Work to do: Turn every line of the material below into a Markdown table with the columns No. and Line, numbering the rows and skipping blank lines. Leave the pictures out.

* * * * *

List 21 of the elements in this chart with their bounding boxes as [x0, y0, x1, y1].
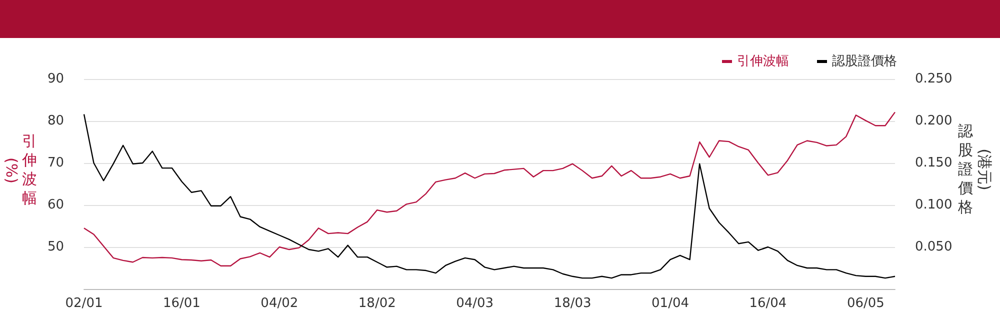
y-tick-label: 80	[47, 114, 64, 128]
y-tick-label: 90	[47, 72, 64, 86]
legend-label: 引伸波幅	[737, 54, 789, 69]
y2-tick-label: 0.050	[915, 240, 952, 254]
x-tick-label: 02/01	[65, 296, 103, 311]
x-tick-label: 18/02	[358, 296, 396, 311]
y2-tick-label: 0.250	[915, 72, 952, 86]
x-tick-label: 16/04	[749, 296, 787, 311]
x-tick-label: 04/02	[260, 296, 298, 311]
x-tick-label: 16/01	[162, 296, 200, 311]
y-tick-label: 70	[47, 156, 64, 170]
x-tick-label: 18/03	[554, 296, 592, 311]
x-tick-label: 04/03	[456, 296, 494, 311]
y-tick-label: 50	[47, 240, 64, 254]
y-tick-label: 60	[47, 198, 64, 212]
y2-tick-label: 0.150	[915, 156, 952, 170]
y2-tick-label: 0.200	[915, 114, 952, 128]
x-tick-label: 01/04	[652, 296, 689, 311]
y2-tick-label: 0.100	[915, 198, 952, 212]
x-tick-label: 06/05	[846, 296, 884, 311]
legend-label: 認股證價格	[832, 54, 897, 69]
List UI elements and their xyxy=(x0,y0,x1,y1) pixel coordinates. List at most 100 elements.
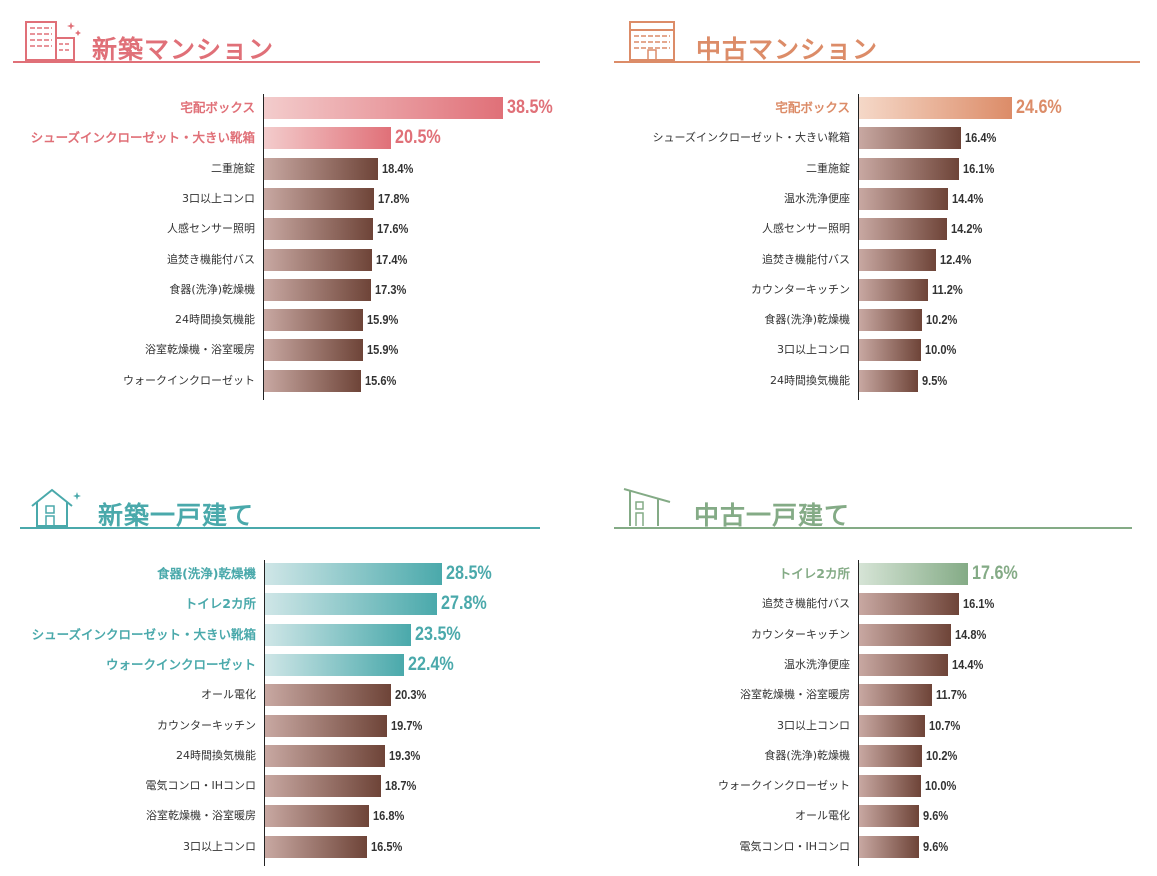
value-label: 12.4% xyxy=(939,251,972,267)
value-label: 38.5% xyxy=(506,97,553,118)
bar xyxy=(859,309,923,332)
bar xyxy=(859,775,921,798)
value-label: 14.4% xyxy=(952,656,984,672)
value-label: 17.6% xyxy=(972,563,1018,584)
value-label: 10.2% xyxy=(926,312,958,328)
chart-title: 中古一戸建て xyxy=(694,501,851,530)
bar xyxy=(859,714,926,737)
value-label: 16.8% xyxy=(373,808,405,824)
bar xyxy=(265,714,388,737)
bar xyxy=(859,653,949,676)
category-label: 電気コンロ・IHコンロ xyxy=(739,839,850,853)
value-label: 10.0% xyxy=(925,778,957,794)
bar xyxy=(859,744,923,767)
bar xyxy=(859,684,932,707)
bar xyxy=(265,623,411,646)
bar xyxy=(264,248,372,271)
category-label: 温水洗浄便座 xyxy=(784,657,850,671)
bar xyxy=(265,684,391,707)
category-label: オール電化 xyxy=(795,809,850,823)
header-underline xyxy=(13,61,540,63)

* * * * *

Written response:
| No. | Line |
|---|---|
| 1 | List 21 of the elements in this chart with their bounding boxes as [x0, y0, x1, y1]. |
| 2 | y-tick-label: 80	[47, 114, 64, 128] |
| 3 | y-tick-label: 90	[47, 72, 64, 86] |
| 4 | legend-label: 引伸波幅	[737, 54, 789, 69] |
| 5 | y2-tick-label: 0.050	[915, 240, 952, 254] |
| 6 | x-tick-label: 02/01	[65, 296, 103, 311] |
| 7 | x-tick-label: 18/02	[358, 296, 396, 311] |
| 8 | y2-tick-label: 0.250	[915, 72, 952, 86] |
| 9 | x-tick-label: 16/04	[749, 296, 787, 311] |
| 10 | x-tick-label: 04/02	[260, 296, 298, 311] |
| 11 | x-tick-label: 16/01	[162, 296, 200, 311] |
| 12 | y-tick-label: 70	[47, 156, 64, 170] |
| 13 | x-tick-label: 18/03	[554, 296, 592, 311] |
| 14 | x-tick-label: 04/03	[456, 296, 494, 311] |
| 15 | y-tick-label: 50	[47, 240, 64, 254] |
| 16 | y-tick-label: 60	[47, 198, 64, 212] |
| 17 | y2-tick-label: 0.150	[915, 156, 952, 170] |
| 18 | y2-tick-label: 0.200	[915, 114, 952, 128] |
| 19 | x-tick-label: 01/04	[652, 296, 689, 311] |
| 20 | y2-tick-label: 0.100	[915, 198, 952, 212] |
| 21 | x-tick-label: 06/05	[846, 296, 884, 311] |
| 22 | legend-label: 認股證價格	[832, 54, 897, 69] |
| 23 | List UI elements and their xyxy=(x0,y0,x1,y1) pixel coordinates. List at most 100 elements. |
| 24 | value-label: 12.4% xyxy=(939,251,972,267) |
| 25 | value-label: 38.5% xyxy=(506,97,553,118) |
| 26 | bar xyxy=(859,309,923,332) |
| 27 | bar xyxy=(859,775,921,798) |
| 28 | value-label: 14.4% xyxy=(952,656,984,672) |
| 29 | value-label: 17.6% xyxy=(972,563,1018,584) |
| 30 | value-label: 10.2% xyxy=(926,312,958,328) |
| 31 | chart-title: 中古一戸建て xyxy=(694,501,851,530) |
| 32 | bar xyxy=(859,714,926,737) |
| 33 | value-label: 16.8% xyxy=(373,808,405,824) |
| 34 | bar xyxy=(265,714,388,737) |
| 35 | bar xyxy=(859,653,949,676) |
| 36 | category-label: 電気コンロ・IHコンロ xyxy=(739,839,850,853) |
| 37 | value-label: 10.0% xyxy=(925,778,957,794) |
| 38 | bar xyxy=(859,744,923,767) |
| 39 | bar xyxy=(859,684,932,707) |
| 40 | bar xyxy=(265,623,411,646) |
| 41 | bar xyxy=(264,248,372,271) |
| 42 | category-label: 温水洗浄便座 xyxy=(784,657,850,671) |
| 43 | bar xyxy=(265,684,391,707) |
| 44 | category-label: オール電化 xyxy=(795,809,850,823) |
| 45 | header-underline xyxy=(13,61,540,63) |